EXTRACTED ENTRIES:
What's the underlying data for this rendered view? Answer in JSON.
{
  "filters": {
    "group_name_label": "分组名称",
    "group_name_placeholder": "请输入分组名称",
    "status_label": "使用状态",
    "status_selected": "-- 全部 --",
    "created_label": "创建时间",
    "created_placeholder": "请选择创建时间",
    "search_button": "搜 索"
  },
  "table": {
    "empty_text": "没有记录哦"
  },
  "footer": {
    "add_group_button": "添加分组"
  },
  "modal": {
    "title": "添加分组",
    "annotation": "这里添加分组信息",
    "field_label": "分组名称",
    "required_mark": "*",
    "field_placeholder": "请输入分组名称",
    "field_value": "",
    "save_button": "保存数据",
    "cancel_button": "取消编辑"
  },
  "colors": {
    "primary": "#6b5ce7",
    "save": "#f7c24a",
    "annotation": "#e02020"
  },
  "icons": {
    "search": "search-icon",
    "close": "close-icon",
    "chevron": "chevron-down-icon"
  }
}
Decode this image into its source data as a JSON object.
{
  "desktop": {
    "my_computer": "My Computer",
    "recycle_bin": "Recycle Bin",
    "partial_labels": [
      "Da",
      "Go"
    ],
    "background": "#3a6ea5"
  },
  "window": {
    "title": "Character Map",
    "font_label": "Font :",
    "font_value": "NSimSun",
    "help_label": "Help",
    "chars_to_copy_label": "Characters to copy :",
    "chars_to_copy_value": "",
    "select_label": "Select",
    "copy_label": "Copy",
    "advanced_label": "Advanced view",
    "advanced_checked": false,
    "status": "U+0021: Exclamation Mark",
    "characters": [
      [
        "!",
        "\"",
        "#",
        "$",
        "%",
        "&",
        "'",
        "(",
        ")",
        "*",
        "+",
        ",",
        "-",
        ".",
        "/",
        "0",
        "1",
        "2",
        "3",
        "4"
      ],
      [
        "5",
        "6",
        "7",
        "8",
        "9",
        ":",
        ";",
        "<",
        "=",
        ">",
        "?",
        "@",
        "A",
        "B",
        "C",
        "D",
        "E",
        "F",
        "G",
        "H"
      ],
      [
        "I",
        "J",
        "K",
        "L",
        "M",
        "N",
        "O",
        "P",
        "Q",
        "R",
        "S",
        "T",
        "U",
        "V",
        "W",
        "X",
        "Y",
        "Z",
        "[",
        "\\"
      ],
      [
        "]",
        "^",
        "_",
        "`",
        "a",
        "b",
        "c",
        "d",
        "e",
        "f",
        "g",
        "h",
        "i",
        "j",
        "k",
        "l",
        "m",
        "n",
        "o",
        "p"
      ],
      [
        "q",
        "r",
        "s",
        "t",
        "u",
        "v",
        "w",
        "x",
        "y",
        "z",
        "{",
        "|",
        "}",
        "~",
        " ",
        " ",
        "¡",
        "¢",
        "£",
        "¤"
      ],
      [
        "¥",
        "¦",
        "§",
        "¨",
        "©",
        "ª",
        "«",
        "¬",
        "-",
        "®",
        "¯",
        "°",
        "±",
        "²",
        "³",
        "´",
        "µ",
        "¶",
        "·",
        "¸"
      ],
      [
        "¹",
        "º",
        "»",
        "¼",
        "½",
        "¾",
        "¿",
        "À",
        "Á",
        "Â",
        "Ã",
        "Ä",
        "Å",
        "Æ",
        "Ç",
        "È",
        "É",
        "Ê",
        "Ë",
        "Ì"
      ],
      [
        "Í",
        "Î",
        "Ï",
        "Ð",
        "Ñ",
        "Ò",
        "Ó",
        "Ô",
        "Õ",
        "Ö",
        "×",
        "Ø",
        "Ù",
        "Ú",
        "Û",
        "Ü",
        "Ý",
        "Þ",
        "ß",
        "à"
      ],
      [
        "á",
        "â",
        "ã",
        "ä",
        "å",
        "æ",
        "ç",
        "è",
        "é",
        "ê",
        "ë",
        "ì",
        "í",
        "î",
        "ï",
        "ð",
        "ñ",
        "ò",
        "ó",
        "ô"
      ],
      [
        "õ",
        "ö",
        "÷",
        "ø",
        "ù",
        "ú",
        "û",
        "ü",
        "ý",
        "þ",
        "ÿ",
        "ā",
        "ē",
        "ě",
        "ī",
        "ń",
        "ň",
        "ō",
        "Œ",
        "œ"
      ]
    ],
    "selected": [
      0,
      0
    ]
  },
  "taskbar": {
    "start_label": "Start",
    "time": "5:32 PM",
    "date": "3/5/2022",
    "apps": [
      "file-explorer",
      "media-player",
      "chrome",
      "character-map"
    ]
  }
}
--
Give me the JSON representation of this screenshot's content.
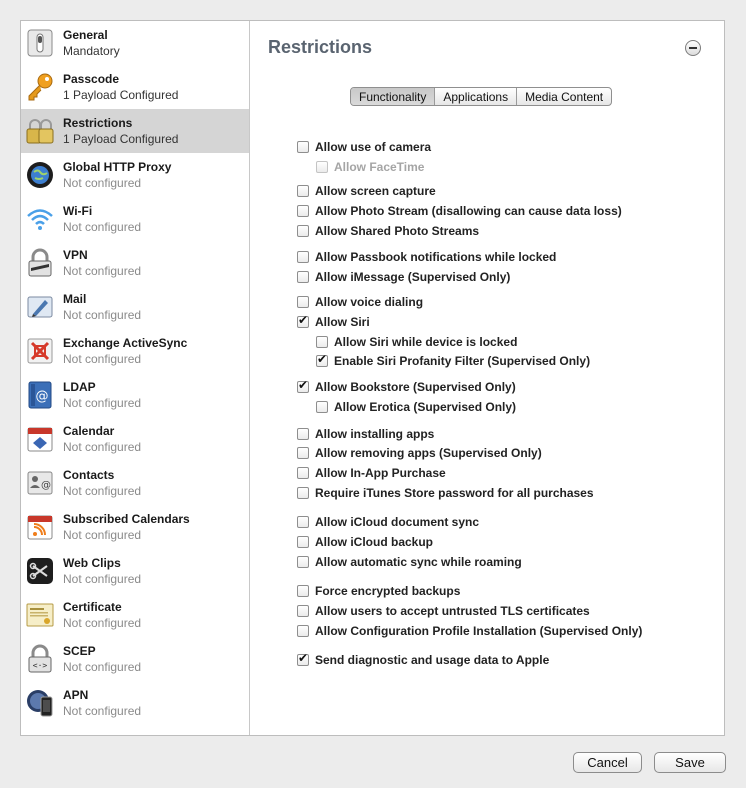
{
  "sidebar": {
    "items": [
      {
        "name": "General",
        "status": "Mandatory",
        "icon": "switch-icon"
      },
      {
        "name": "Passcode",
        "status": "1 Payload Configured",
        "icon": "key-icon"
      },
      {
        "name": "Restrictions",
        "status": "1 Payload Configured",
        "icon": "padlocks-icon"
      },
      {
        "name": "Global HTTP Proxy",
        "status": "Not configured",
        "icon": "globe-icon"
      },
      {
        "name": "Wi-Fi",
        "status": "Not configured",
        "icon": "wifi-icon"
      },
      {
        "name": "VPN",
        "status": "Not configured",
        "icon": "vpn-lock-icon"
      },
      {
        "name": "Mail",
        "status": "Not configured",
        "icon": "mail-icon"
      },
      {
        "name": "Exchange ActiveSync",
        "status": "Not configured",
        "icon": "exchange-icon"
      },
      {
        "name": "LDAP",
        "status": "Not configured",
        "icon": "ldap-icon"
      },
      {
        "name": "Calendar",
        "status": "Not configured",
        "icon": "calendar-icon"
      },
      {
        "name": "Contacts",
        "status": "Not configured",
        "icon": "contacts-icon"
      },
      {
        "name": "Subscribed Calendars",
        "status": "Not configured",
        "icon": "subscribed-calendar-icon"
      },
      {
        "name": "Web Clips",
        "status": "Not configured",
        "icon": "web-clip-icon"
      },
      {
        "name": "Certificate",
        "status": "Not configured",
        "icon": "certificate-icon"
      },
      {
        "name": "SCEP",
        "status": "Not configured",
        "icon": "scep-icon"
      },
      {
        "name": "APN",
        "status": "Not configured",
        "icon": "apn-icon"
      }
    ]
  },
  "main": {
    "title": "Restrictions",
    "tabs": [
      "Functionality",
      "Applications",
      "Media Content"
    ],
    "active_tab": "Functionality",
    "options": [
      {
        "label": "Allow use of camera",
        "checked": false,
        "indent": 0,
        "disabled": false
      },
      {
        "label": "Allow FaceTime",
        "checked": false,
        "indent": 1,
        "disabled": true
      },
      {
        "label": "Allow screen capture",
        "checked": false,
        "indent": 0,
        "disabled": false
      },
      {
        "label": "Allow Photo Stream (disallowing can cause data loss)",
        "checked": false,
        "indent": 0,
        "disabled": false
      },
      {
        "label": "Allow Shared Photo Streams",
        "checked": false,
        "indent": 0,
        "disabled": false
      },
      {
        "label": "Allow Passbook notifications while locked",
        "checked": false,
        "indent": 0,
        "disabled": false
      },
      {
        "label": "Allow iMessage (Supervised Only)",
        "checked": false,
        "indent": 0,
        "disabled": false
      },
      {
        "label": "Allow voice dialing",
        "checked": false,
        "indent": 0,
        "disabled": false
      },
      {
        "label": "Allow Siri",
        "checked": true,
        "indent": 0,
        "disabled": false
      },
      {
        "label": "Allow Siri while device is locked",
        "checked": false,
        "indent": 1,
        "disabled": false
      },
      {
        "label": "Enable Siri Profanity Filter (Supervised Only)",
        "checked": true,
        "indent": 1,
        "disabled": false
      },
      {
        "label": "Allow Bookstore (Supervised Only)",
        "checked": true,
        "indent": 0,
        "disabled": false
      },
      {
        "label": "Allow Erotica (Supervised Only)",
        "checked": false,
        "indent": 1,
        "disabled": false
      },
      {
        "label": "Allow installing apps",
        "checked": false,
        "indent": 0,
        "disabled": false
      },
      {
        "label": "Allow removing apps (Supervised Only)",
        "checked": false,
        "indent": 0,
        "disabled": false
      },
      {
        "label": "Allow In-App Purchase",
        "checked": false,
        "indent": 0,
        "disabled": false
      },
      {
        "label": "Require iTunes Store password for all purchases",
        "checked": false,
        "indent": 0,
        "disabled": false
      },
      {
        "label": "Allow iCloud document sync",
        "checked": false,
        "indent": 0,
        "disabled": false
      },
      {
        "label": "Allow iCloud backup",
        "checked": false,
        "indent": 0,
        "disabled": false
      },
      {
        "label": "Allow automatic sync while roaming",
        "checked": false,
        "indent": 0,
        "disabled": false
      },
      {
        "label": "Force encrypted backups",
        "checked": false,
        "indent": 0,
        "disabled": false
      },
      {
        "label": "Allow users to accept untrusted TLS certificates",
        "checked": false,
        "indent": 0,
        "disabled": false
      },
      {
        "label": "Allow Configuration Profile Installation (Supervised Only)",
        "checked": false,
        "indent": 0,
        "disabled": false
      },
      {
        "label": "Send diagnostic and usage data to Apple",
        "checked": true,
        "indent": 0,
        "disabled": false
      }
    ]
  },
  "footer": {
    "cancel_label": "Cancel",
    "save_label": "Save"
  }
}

WRITTEN EXERCISE:
Report only the number of lines that hold the word "data".

RESULT OF THIS EXERCISE:
4